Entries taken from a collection
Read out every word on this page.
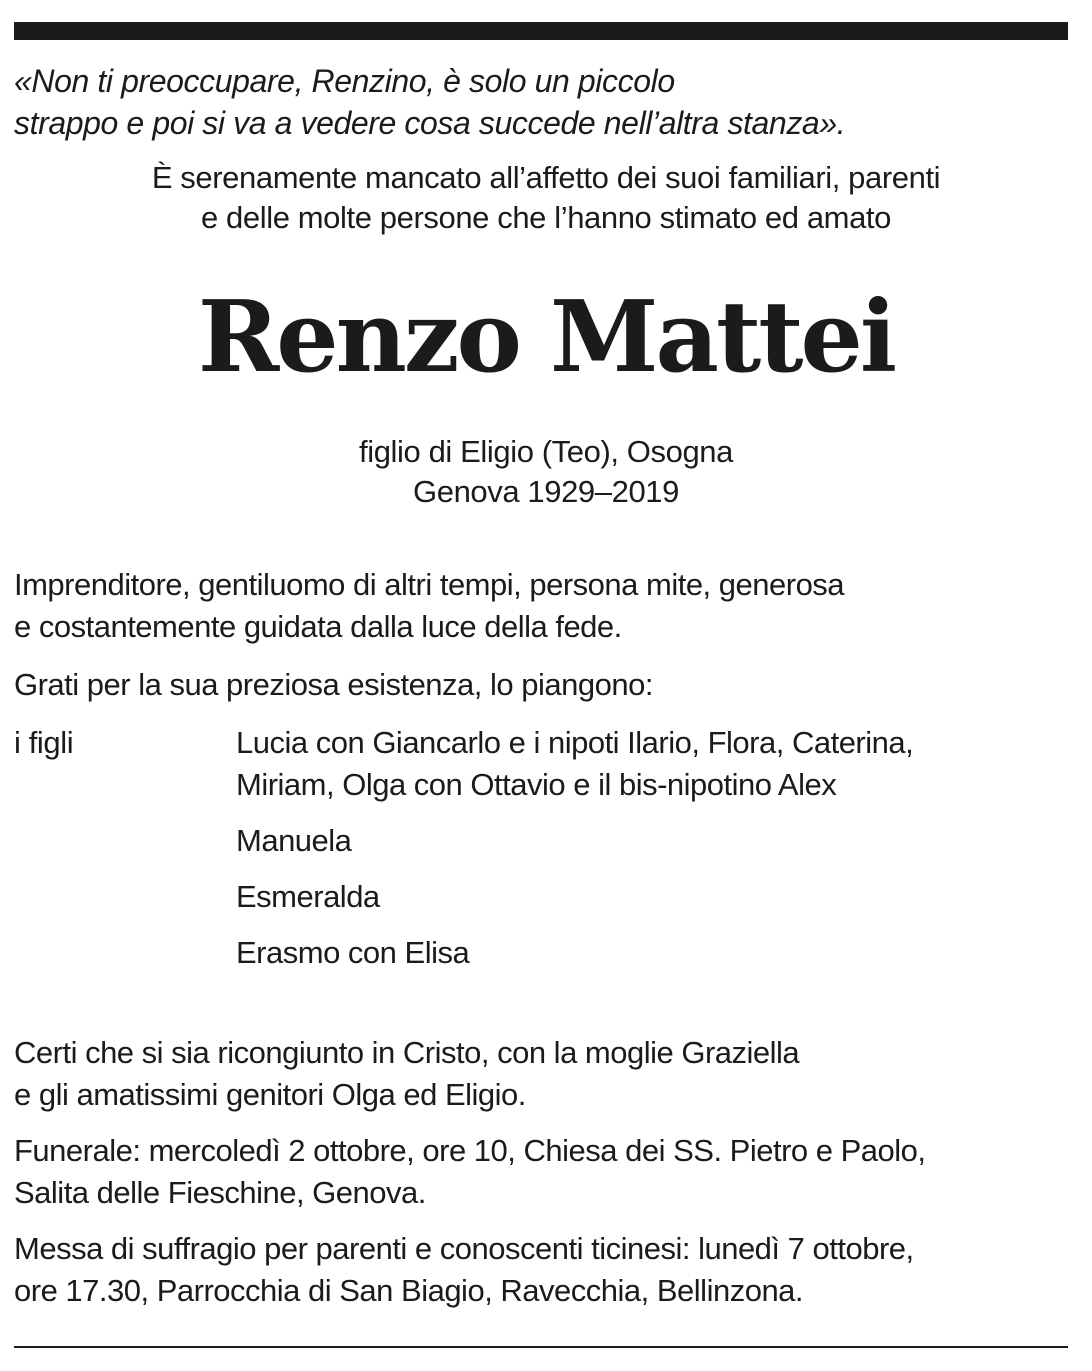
«Non ti preoccupare, Renzino, è solo un piccolo
strappo e poi si va a vedere cosa succede nell’altra stanza».
È serenamente mancato all’affetto dei suoi familiari, parenti
e delle molte persone che l’hanno stimato ed amato
Renzo Mattei
figlio di Eligio (Teo), Osogna
Genova 1929–2019
Imprenditore, gentiluomo di altri tempi, persona mite, generosa
e costantemente guidata dalla luce della fede.
Grati per la sua preziosa esistenza, lo piangono:
i figli	Lucia con Giancarlo e i nipoti Ilario, Flora, Caterina,
Miriam, Olga con Ottavio e il bis-nipotino Alex
Manuela
Esmeralda
Erasmo con Elisa
Certi che si sia ricongiunto in Cristo, con la moglie Graziella
e gli amatissimi genitori Olga ed Eligio.
Funerale: mercoledì 2 ottobre, ore 10, Chiesa dei SS. Pietro e Paolo,
Salita delle Fieschine, Genova.
Messa di suffragio per parenti e conoscenti ticinesi: lunedì 7 ottobre,
ore 17.30, Parrocchia di San Biagio, Ravecchia, Bellinzona.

#### What you should do
Copy out the listing exactly as it stands, but not the pictures.

#### Task answer
Read out every word on this page.
«Non ti preoccupare, Renzino, è solo un piccolo
strappo e poi si va a vedere cosa succede nell’altra stanza».
È serenamente mancato all’affetto dei suoi familiari, parenti
e delle molte persone che l’hanno stimato ed amato
Renzo Mattei
figlio di Eligio (Teo), Osogna
Genova 1929–2019
Imprenditore, gentiluomo di altri tempi, persona mite, generosa
e costantemente guidata dalla luce della fede.
Grati per la sua preziosa esistenza, lo piangono:
i figli	Lucia con Giancarlo e i nipoti Ilario, Flora, Caterina,
Miriam, Olga con Ottavio e il bis-nipotino Alex
Manuela
Esmeralda
Erasmo con Elisa
Certi che si sia ricongiunto in Cristo, con la moglie Graziella
e gli amatissimi genitori Olga ed Eligio.
Funerale: mercoledì 2 ottobre, ore 10, Chiesa dei SS. Pietro e Paolo,
Salita delle Fieschine, Genova.
Messa di suffragio per parenti e conoscenti ticinesi: lunedì 7 ottobre,
ore 17.30, Parrocchia di San Biagio, Ravecchia, Bellinzona.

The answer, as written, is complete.